The task |
How many lines of the records below contain the word "jälkeen"? Answer with the number alone.

Extracted data entries:
** begin **
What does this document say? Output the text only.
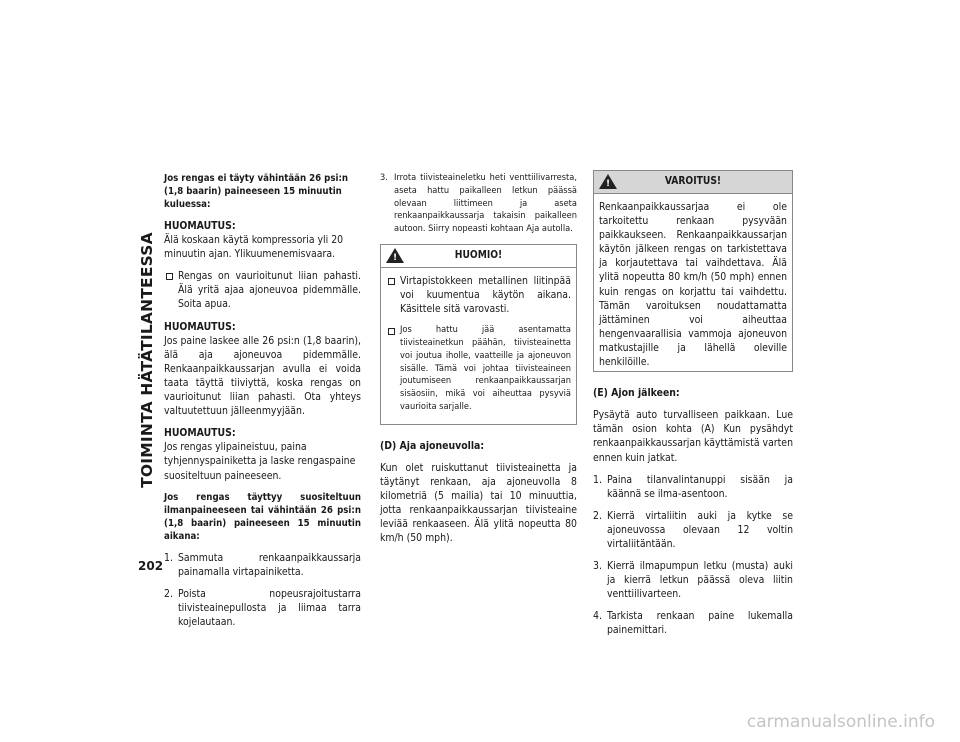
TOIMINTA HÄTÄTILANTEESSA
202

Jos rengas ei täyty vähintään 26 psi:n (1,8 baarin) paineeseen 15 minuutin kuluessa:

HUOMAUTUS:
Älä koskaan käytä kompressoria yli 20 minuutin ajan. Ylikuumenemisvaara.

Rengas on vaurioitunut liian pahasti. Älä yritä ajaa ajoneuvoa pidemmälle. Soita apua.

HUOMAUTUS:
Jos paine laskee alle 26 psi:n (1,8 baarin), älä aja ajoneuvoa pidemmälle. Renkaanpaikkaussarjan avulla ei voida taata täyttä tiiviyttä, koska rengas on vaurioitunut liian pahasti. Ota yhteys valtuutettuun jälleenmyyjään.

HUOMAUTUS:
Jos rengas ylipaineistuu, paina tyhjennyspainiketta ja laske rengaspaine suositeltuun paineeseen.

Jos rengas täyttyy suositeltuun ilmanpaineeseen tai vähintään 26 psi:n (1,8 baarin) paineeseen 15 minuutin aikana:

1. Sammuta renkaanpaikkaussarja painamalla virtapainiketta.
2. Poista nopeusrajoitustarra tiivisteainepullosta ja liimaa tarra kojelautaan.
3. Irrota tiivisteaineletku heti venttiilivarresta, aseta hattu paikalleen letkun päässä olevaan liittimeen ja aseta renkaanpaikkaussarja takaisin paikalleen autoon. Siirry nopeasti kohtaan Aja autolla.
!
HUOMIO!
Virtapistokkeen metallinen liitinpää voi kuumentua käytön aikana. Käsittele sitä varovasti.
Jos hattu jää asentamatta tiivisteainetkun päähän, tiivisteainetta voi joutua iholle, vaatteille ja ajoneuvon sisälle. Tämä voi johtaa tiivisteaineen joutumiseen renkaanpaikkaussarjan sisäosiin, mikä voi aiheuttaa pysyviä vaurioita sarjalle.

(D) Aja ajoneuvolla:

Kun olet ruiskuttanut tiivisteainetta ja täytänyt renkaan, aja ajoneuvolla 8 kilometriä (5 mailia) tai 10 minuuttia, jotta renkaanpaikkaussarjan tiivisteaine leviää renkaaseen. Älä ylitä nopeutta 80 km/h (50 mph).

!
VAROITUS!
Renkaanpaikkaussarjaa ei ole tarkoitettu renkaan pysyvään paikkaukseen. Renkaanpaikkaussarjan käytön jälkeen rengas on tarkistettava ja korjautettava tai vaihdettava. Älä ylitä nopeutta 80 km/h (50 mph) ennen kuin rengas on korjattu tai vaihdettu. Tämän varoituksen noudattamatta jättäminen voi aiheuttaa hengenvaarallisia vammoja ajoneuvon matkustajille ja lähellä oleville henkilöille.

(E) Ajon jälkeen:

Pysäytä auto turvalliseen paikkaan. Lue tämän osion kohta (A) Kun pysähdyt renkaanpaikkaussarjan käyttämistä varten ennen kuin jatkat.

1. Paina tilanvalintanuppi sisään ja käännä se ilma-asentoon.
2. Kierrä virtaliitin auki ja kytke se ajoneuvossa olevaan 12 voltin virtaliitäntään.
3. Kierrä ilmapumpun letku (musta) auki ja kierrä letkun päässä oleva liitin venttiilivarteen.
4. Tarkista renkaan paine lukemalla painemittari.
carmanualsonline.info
** end **
** begin **
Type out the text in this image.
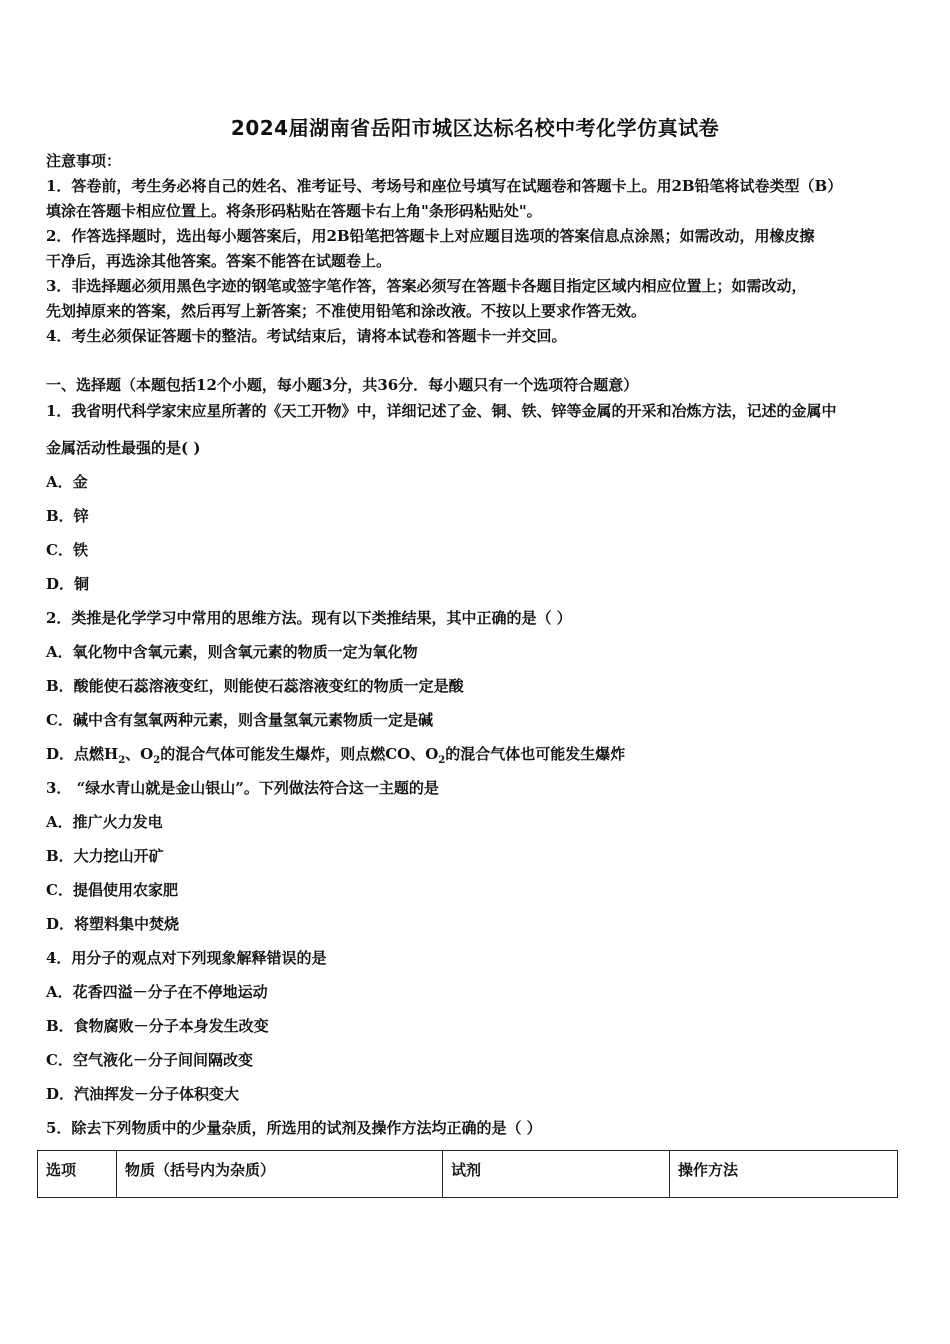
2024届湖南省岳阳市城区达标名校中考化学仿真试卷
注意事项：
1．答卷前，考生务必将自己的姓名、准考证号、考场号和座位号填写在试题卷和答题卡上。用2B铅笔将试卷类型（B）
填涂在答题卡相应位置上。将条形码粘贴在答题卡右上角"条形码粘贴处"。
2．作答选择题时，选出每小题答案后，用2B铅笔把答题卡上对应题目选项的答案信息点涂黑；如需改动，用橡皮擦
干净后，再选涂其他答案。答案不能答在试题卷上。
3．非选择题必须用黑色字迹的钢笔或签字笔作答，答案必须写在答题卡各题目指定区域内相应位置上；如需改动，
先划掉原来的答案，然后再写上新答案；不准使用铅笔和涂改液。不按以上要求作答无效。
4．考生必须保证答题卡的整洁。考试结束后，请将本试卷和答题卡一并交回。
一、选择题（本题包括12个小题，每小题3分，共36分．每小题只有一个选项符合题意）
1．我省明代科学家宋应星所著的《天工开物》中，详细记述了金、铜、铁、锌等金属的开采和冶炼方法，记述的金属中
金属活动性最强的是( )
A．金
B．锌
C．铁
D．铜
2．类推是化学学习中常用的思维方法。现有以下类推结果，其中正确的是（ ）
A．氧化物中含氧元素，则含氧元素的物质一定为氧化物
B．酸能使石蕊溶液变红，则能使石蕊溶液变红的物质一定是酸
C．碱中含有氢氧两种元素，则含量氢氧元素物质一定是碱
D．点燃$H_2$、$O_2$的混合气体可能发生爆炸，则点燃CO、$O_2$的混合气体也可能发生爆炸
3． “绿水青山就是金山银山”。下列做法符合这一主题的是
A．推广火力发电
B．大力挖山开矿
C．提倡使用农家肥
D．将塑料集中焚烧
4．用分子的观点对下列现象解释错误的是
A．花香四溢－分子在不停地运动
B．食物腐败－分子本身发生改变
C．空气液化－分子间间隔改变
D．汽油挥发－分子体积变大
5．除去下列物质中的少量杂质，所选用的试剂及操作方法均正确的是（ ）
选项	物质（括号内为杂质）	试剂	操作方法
** end **
The reply |
2